_TASK TO CARRY OUT_. Find the lines containing the word "adipisicing" and copy every one of them.

^^^^^^^^

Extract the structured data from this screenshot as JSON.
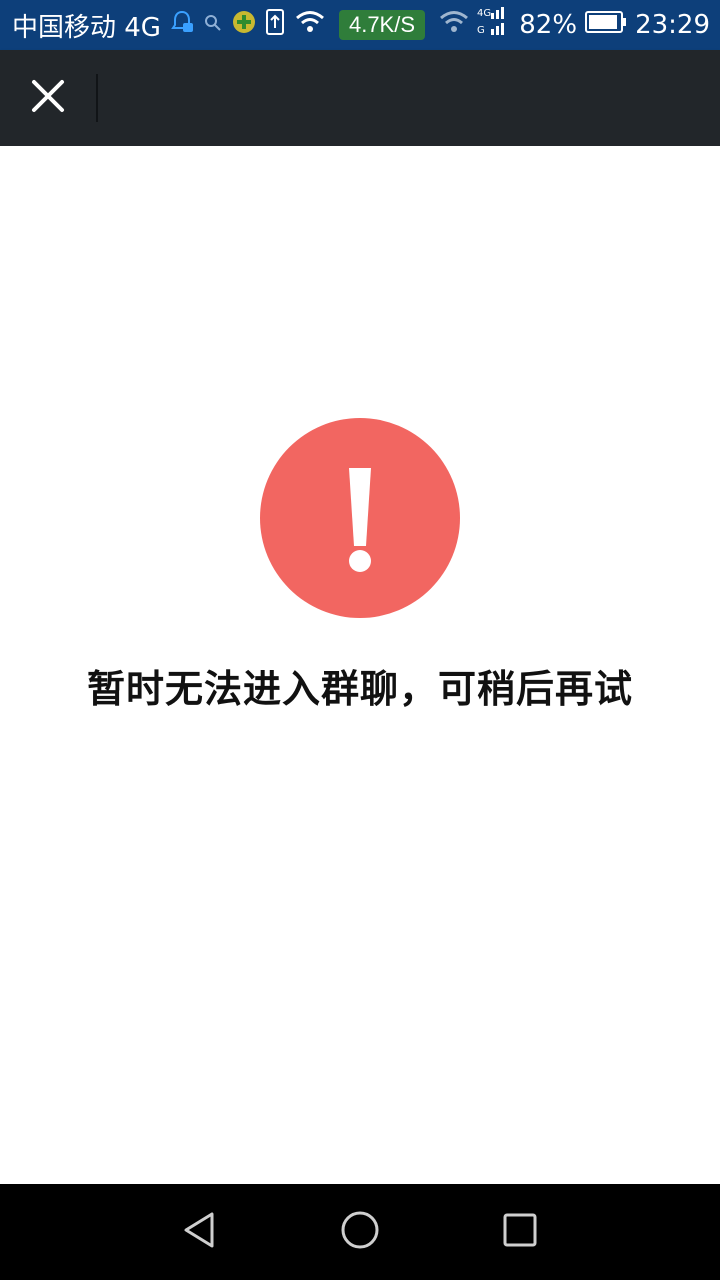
{
  "status_bar": {
    "carrier": "中国移动 4G",
    "net_speed": "4.7K/S",
    "network_type": "4G",
    "battery": "82%",
    "time": "23:29"
  },
  "app_bar": {
    "close_icon": "close-icon"
  },
  "error": {
    "icon": "exclamation-icon",
    "icon_color": "#f26661",
    "message": "暂时无法进入群聊，可稍后再试"
  },
  "nav_bar": {
    "buttons": [
      "back-icon",
      "home-icon",
      "recents-icon"
    ]
  }
}
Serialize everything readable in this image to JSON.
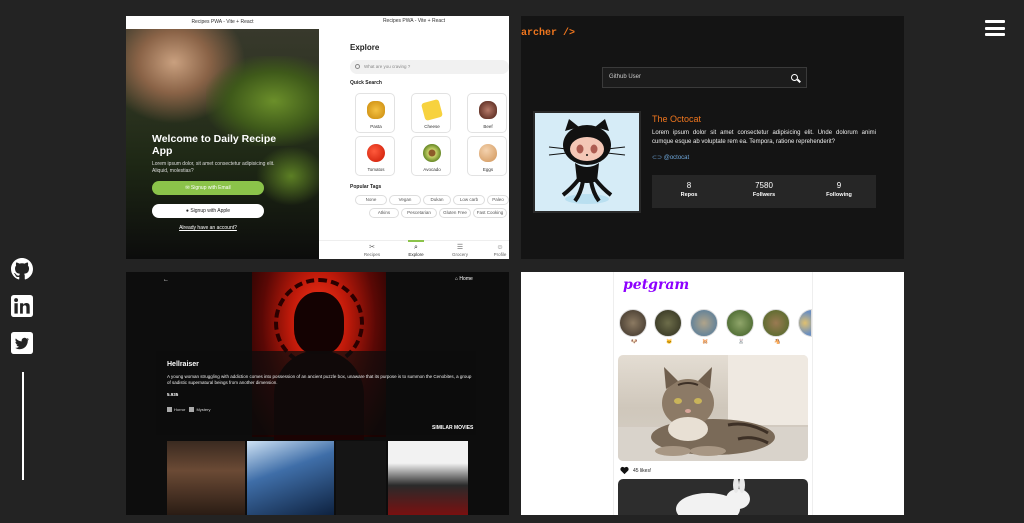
{
  "menu": {
    "icon": "hamburger-menu-icon"
  },
  "social": [
    {
      "name": "github",
      "icon": "github-icon"
    },
    {
      "name": "linkedin",
      "icon": "linkedin-icon"
    },
    {
      "name": "twitter",
      "icon": "twitter-icon"
    }
  ],
  "recipes": {
    "bar_left": "Recipes PWA - Vite + React",
    "bar_right": "Recipes PWA - Vite + React",
    "welcome": "Welcome to Daily Recipe App",
    "welcome_sub": "Lorem ipsum dolor, sit amet consectetur adipisicing elit. Aliquid, molestias?",
    "signup_email": "Signup with Email",
    "signup_apple": "Signup with Apple",
    "have_account": "Already have an account?",
    "explore": "Explore",
    "search_placeholder": "What are you craving ?",
    "quick_search": "Quick Search",
    "foods": [
      "Pasta",
      "Cheese",
      "Beef",
      "Tomatos",
      "Avocado",
      "Eggs"
    ],
    "popular_tags": "Popular Tags",
    "tags": [
      "None",
      "Vegan",
      "Dukan",
      "Low carb",
      "Paleo",
      "Atkins",
      "Pescetarian",
      "Gluten Free",
      "Fast Cooking"
    ],
    "nav": [
      "Recipes",
      "Explore",
      "Grocery",
      "Profile"
    ]
  },
  "github": {
    "title": "archer />",
    "search_label": "Github User",
    "name": "The Octocat",
    "bio": "Lorem ipsum dolor sit amet consectetur adipisicing elit. Unde dolorum animi cumque esque ab voluptate rem ea. Tempora, ratione reprehenderit?",
    "login": "@octocat",
    "stats": [
      {
        "num": "8",
        "label": "Repos"
      },
      {
        "num": "7580",
        "label": "Follwers"
      },
      {
        "num": "9",
        "label": "Following"
      }
    ]
  },
  "movie": {
    "back": "←",
    "home": "Home",
    "title": "Hellraiser",
    "description": "A young woman struggling with addiction comes into possession of an ancient puzzle box, unaware that its purpose is to summon the Cenobites, a group of sadistic supernatural beings from another dimension.",
    "rating": "5.935",
    "genres": [
      "Horror",
      "Mystery"
    ],
    "similar": "SIMILAR MOVIES"
  },
  "petgram": {
    "logo": "petgram",
    "likes": "45 likes!"
  }
}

^^^^^^^^

_RESPONSE BELOW_.
    "welcome_sub": "Lorem ipsum dolor, sit amet consectetur adipisicing elit. Aliquid, molestias?",
    "bio": "Lorem ipsum dolor sit amet consectetur adipisicing elit. Unde dolorum animi cumque esque ab voluptate rem ea. Tempora, ratione reprehenderit?",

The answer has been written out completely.